Start
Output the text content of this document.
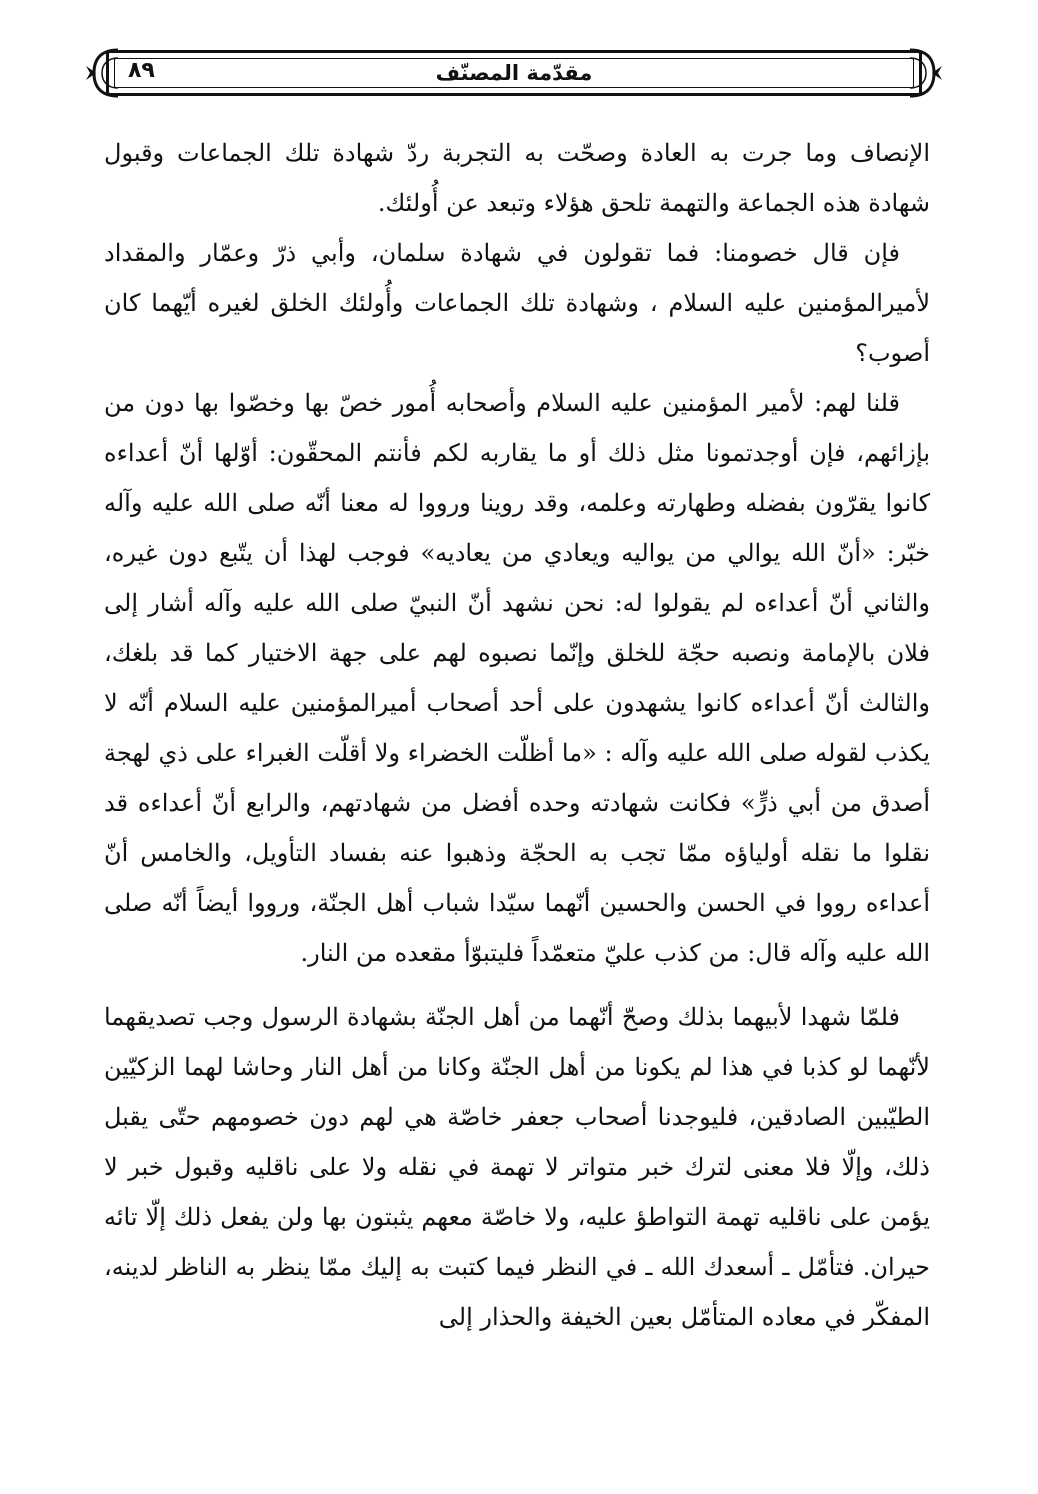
مقدّمة المصنّف
٨٩

الإنصاف وما جرت به العادة وصحّت به التجربة ردّ شهادة تلك الجماعات وقبول شهادة هذه الجماعة والتهمة تلحق هؤلاء وتبعد عن أُولئك.

فإن قال خصومنا: فما تقولون في شهادة سلمان، وأبي ذرّ وعمّار والمقداد لأميرالمؤمنين عليه السلام ، وشهادة تلك الجماعات وأُولئك الخلق لغيره أيّهما كان أصوب؟

قلنا لهم: لأمير المؤمنين عليه السلام وأصحابه أُمور خصّ بها وخصّوا بها دون من بإزائهم، فإن أوجدتمونا مثل ذلك أو ما يقاربه لكم فأنتم المحقّون: أوّلها أنّ أعداءه كانوا يقرّون بفضله وطهارته وعلمه، وقد روينا ورووا له معنا أنّه صلى الله عليه وآله خبّر: «أنّ الله يوالي من يواليه ويعادي من يعاديه» فوجب لهذا أن يتّبع دون غيره، والثاني أنّ أعداءه لم يقولوا له: نحن نشهد أنّ النبيّ صلى الله عليه وآله أشار إلى فلان بالإمامة ونصبه حجّة للخلق وإنّما نصبوه لهم على جهة الاختيار كما قد بلغك، والثالث أنّ أعداءه كانوا يشهدون على أحد أصحاب أميرالمؤمنين عليه السلام أنّه لا يكذب لقوله صلى الله عليه وآله : «ما أظلّت الخضراء ولا أقلّت الغبراء على ذي لهجة أصدق من أبي ذرٍّ» فكانت شهادته وحده أفضل من شهادتهم، والرابع أنّ أعداءه قد نقلوا ما نقله أولياؤه ممّا تجب به الحجّة وذهبوا عنه بفساد التأويل، والخامس أنّ أعداءه رووا في الحسن والحسين أنّهما سيّدا شباب أهل الجنّة، ورووا أيضاً أنّه صلى الله عليه وآله قال: من كذب عليّ متعمّداً فليتبوّأ مقعده من النار.

فلمّا شهدا لأبيهما بذلك وصحّ أنّهما من أهل الجنّة بشهادة الرسول وجب تصديقهما لأنّهما لو كذبا في هذا لم يكونا من أهل الجنّة وكانا من أهل النار وحاشا لهما الزكيّين الطيّبين الصادقين، فليوجدنا أصحاب جعفر خاصّة هي لهم دون خصومهم حتّى يقبل ذلك، وإلّا فلا معنى لترك خبر متواتر لا تهمة في نقله ولا على ناقليه وقبول خبر لا يؤمن على ناقليه تهمة التواطؤ عليه، ولا خاصّة معهم يثبتون بها ولن يفعل ذلك إلّا تائه حيران. فتأمّل ـ أسعدك الله ـ في النظر فيما كتبت به إليك ممّا ينظر به الناظر لدينه، المفكّر في معاده المتأمّل بعين الخيفة والحذار إلى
End
● **DIRECTIONS**
Tally how many lines in the material above hold the word "الجماعات". Write only that number.

● **OUTPUT**
2